→ **Task brief**: Every line of the listing must be reproduced as it stands. Leave the images behind.

---- The data

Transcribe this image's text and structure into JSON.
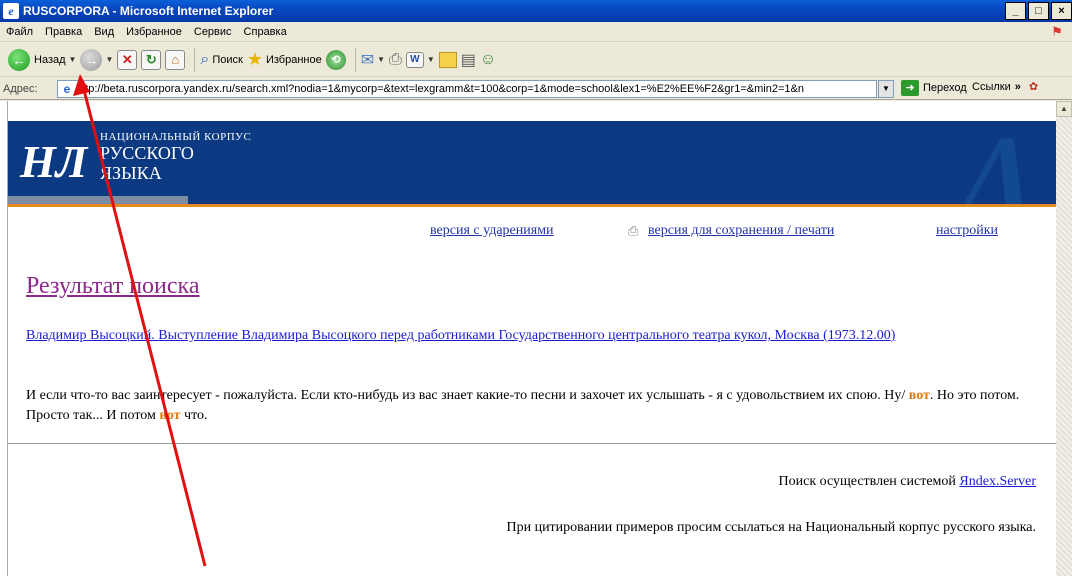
{
  "window": {
    "title": "RUSCORPORA - Microsoft Internet Explorer",
    "controls": [
      "_",
      "□",
      "×"
    ]
  },
  "menu": [
    "Файл",
    "Правка",
    "Вид",
    "Избранное",
    "Сервис",
    "Справка"
  ],
  "toolbar": {
    "back_label": "Назад",
    "search_label": "Поиск",
    "favorites_label": "Избранное"
  },
  "address": {
    "label": "Адрес:",
    "url": "http://beta.ruscorpora.yandex.ru/search.xml?nodia=1&mycorp=&text=lexgramm&t=100&corp=1&mode=school&lex1=%E2%EE%F2&gr1=&min2=1&n",
    "go_label": "Переход",
    "links_label": "Ссылки"
  },
  "site": {
    "logo_text": "НЛ",
    "name_small": "НАЦИОНАЛЬНЫЙ КОРПУС",
    "name_line1": "РУССКОГО",
    "name_line2": "ЯЗЫКА"
  },
  "links": {
    "stressed": "версия с ударениями",
    "print": "версия для сохранения / печати",
    "settings": "настройки"
  },
  "result": {
    "title": "Результат поиска",
    "document_link": "Владимир Высоцкий. Выступление Владимира Высоцкого перед работниками Государственного центрального театра кукол, Москва (1973.12.00)",
    "snippet_part1": "И если что-то вас заинтересует - пожалуйста. Если кто-нибудь из вас знает какие-то песни и захочет их услышать - я с удовольствием их спою. Ну/ ",
    "hit1": "вот",
    "snippet_part2": ". Но это потом. Просто так... И потом ",
    "hit2": "вот",
    "snippet_part3": " что."
  },
  "footer": {
    "powered_prefix": "Поиск осуществлен системой ",
    "powered_link": "Яndex.Server",
    "citation": "При цитировании примеров просим ссылаться на Национальный корпус русского языка."
  },
  "colors": {
    "banner": "#0b3a82",
    "accent": "#e58a1f",
    "hit": "#e07a10",
    "annotation_arrow": "#e01010"
  }
}
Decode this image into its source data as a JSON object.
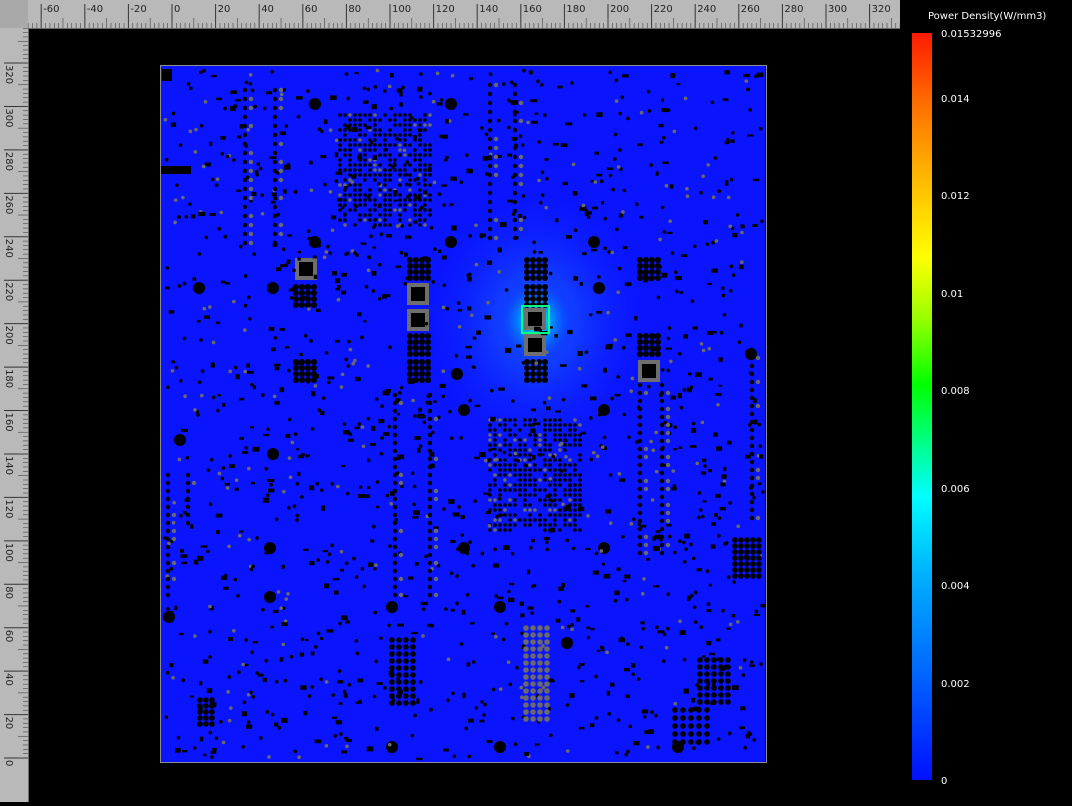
{
  "ruler_top": {
    "labels": [
      "-60",
      "-40",
      "-20",
      "0",
      "20",
      "40",
      "60",
      "80",
      "100",
      "120",
      "140",
      "160",
      "180",
      "200",
      "220",
      "240",
      "260",
      "280",
      "300",
      "320"
    ]
  },
  "ruler_left": {
    "labels": [
      "320",
      "300",
      "280",
      "260",
      "240",
      "220",
      "200",
      "180",
      "160",
      "140",
      "120",
      "100",
      "80",
      "60",
      "40",
      "20",
      "0"
    ]
  },
  "legend": {
    "title": "Power Density(W/mm3)",
    "max_label": "0.01532996",
    "ticks": [
      "0.014",
      "0.012",
      "0.01",
      "0.008",
      "0.006",
      "0.004",
      "0.002",
      "0"
    ]
  },
  "colors": {
    "board_fill": "#0a14ff",
    "hotspot": "#00ffcc",
    "component_dark": "#000000",
    "component_pad": "#7a7a7a",
    "ruler_bg": "#b9b9b9"
  },
  "icons": [
    "ruler-top",
    "ruler-left",
    "power-density-colorbar"
  ]
}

--------

→ **Solution**:
Transcribe this image's text and structure into JSON.
{
  "window": {
    "title": "RUSCORPORA - Microsoft Internet Explorer",
    "controls": [
      "_",
      "□",
      "×"
    ]
  },
  "menu": [
    "Файл",
    "Правка",
    "Вид",
    "Избранное",
    "Сервис",
    "Справка"
  ],
  "toolbar": {
    "back_label": "Назад",
    "search_label": "Поиск",
    "favorites_label": "Избранное"
  },
  "address": {
    "label": "Адрес:",
    "url": "http://beta.ruscorpora.yandex.ru/search.xml?nodia=1&mycorp=&text=lexgramm&t=100&corp=1&mode=school&lex1=%E2%EE%F2&gr1=&min2=1&n",
    "go_label": "Переход",
    "links_label": "Ссылки"
  },
  "site": {
    "logo_text": "НЛ",
    "name_small": "НАЦИОНАЛЬНЫЙ КОРПУС",
    "name_line1": "РУССКОГО",
    "name_line2": "ЯЗЫКА"
  },
  "links": {
    "stressed": "версия с ударениями",
    "print": "версия для сохранения / печати",
    "settings": "настройки"
  },
  "result": {
    "title": "Результат поиска",
    "document_link": "Владимир Высоцкий. Выступление Владимира Высоцкого перед работниками Государственного центрального театра кукол, Москва (1973.12.00)",
    "snippet_part1": "И если что-то вас заинтересует - пожалуйста. Если кто-нибудь из вас знает какие-то песни и захочет их услышать - я с удовольствием их спою. Ну/ ",
    "hit1": "вот",
    "snippet_part2": ". Но это потом. Просто так... И потом ",
    "hit2": "вот",
    "snippet_part3": " что."
  },
  "footer": {
    "powered_prefix": "Поиск осуществлен системой ",
    "powered_link": "Яndex.Server",
    "citation": "При цитировании примеров просим ссылаться на Национальный корпус русского языка."
  },
  "colors": {
    "banner": "#0b3a82",
    "accent": "#e58a1f",
    "hit": "#e07a10",
    "annotation_arrow": "#e01010"
  }
}
Decode this image into its source data as a JSON object.
{
  "ruler_top": {
    "labels": [
      "-60",
      "-40",
      "-20",
      "0",
      "20",
      "40",
      "60",
      "80",
      "100",
      "120",
      "140",
      "160",
      "180",
      "200",
      "220",
      "240",
      "260",
      "280",
      "300",
      "320"
    ]
  },
  "ruler_left": {
    "labels": [
      "320",
      "300",
      "280",
      "260",
      "240",
      "220",
      "200",
      "180",
      "160",
      "140",
      "120",
      "100",
      "80",
      "60",
      "40",
      "20",
      "0"
    ]
  },
  "legend": {
    "title": "Power Density(W/mm3)",
    "max_label": "0.01532996",
    "ticks": [
      "0.014",
      "0.012",
      "0.01",
      "0.008",
      "0.006",
      "0.004",
      "0.002",
      "0"
    ]
  },
  "colors": {
    "board_fill": "#0a14ff",
    "hotspot": "#00ffcc",
    "component_dark": "#000000",
    "component_pad": "#7a7a7a",
    "ruler_bg": "#b9b9b9"
  },
  "icons": [
    "ruler-top",
    "ruler-left",
    "power-density-colorbar"
  ]
}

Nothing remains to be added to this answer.